(Records from a data source)
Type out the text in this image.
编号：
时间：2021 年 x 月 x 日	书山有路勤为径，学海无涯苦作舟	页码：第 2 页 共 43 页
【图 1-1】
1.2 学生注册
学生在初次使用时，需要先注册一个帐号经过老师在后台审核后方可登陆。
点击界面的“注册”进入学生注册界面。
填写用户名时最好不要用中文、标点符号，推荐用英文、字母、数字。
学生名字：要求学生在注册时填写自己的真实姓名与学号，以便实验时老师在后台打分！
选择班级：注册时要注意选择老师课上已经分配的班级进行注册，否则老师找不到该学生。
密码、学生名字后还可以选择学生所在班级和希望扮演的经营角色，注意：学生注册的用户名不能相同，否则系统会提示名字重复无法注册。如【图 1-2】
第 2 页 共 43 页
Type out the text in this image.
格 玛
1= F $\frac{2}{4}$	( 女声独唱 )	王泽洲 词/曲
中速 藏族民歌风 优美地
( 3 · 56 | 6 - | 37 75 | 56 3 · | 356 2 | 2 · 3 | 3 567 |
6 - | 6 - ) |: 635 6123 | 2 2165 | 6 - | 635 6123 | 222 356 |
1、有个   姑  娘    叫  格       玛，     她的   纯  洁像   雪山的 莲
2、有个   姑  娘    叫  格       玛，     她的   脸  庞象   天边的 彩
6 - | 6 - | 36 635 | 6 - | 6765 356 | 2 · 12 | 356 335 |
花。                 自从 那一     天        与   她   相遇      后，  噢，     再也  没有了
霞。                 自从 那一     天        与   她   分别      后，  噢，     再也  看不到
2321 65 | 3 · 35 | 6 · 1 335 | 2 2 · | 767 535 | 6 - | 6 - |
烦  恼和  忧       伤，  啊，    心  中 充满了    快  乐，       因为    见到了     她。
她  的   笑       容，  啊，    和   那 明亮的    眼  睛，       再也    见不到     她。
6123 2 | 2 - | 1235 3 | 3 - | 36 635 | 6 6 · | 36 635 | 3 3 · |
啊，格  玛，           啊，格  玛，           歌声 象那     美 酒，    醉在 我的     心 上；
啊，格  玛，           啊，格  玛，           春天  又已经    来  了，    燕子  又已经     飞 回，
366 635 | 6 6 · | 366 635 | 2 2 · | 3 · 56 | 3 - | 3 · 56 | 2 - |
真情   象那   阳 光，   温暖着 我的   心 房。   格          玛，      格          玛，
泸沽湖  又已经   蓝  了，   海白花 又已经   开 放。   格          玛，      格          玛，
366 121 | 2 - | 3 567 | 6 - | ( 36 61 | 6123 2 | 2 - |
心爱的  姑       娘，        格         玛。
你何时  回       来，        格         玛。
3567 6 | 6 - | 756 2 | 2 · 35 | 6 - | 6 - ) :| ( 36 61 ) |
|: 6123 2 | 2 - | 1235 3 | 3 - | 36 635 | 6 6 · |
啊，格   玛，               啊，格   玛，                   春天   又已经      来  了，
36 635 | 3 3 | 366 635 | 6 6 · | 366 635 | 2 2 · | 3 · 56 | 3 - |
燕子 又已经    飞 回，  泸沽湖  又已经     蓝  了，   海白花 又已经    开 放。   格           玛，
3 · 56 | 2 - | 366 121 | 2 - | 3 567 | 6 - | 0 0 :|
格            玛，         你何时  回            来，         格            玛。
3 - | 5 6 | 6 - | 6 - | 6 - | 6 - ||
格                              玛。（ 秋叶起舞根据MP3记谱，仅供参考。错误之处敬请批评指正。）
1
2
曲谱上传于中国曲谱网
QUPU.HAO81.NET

Set task: Please quote the records above exactly, without skipping a line.

Task output:
Type out the text in this image.
编号：
时间：2021 年 x 月 x 日	书山有路勤为径，学海无涯苦作舟	页码：第 2 页 共 43 页
【图 1-1】
1.2 学生注册
学生在初次使用时，需要先注册一个帐号经过老师在后台审核后方可登陆。
点击界面的“注册”进入学生注册界面。
填写用户名时最好不要用中文、标点符号，推荐用英文、字母、数字。
学生名字：要求学生在注册时填写自己的真实姓名与学号，以便实验时老师在后台打分！
选择班级：注册时要注意选择老师课上已经分配的班级进行注册，否则老师找不到该学生。
密码、学生名字后还可以选择学生所在班级和希望扮演的经营角色，注意：学生注册的用户名不能相同，否则系统会提示名字重复无法注册。如【图 1-2】
第 2 页 共 43 页
Type out the text in this image.
格 玛
1= F $\frac{2}{4}$	( 女声独唱 )	王泽洲 词/曲
中速 藏族民歌风 优美地
( 3 · 56 | 6 - | 37 75 | 56 3 · | 356 2 | 2 · 3 | 3 567 |
6 - | 6 - ) |: 635 6123 | 2 2165 | 6 - | 635 6123 | 222 356 |
1、有个   姑  娘    叫  格       玛，     她的   纯  洁像   雪山的 莲
2、有个   姑  娘    叫  格       玛，     她的   脸  庞象   天边的 彩
6 - | 6 - | 36 635 | 6 - | 6765 356 | 2 · 12 | 356 335 |
花。                 自从 那一     天        与   她   相遇      后，  噢，     再也  没有了
霞。                 自从 那一     天        与   她   分别      后，  噢，     再也  看不到
2321 65 | 3 · 35 | 6 · 1 335 | 2 2 · | 767 535 | 6 - | 6 - |
烦  恼和  忧       伤，  啊，    心  中 充满了    快  乐，       因为    见到了     她。
她  的   笑       容，  啊，    和   那 明亮的    眼  睛，       再也    见不到     她。
6123 2 | 2 - | 1235 3 | 3 - | 36 635 | 6 6 · | 36 635 | 3 3 · |
啊，格  玛，           啊，格  玛，           歌声 象那     美 酒，    醉在 我的     心 上；
啊，格  玛，           啊，格  玛，           春天  又已经    来  了，    燕子  又已经     飞 回，
366 635 | 6 6 · | 366 635 | 2 2 · | 3 · 56 | 3 - | 3 · 56 | 2 - |
真情   象那   阳 光，   温暖着 我的   心 房。   格          玛，      格          玛，
泸沽湖  又已经   蓝  了，   海白花 又已经   开 放。   格          玛，      格          玛，
366 121 | 2 - | 3 567 | 6 - | ( 36 61 | 6123 2 | 2 - |
心爱的  姑       娘，        格         玛。
你何时  回       来，        格         玛。
3567 6 | 6 - | 756 2 | 2 · 35 | 6 - | 6 - ) :| ( 36 61 ) |
|: 6123 2 | 2 - | 1235 3 | 3 - | 36 635 | 6 6 · |
啊，格   玛，               啊，格   玛，                   春天   又已经      来  了，
36 635 | 3 3 | 366 635 | 6 6 · | 366 635 | 2 2 · | 3 · 56 | 3 - |
燕子 又已经    飞 回，  泸沽湖  又已经     蓝  了，   海白花 又已经    开 放。   格           玛，
3 · 56 | 2 - | 366 121 | 2 - | 3 567 | 6 - | 0 0 :|
格            玛，         你何时  回            来，         格            玛。
3 - | 5 6 | 6 - | 6 - | 6 - | 6 - ||
格                              玛。（ 秋叶起舞根据MP3记谱，仅供参考。错误之处敬请批评指正。）
1
2
曲谱上传于中国曲谱网
QUPU.HAO81.NET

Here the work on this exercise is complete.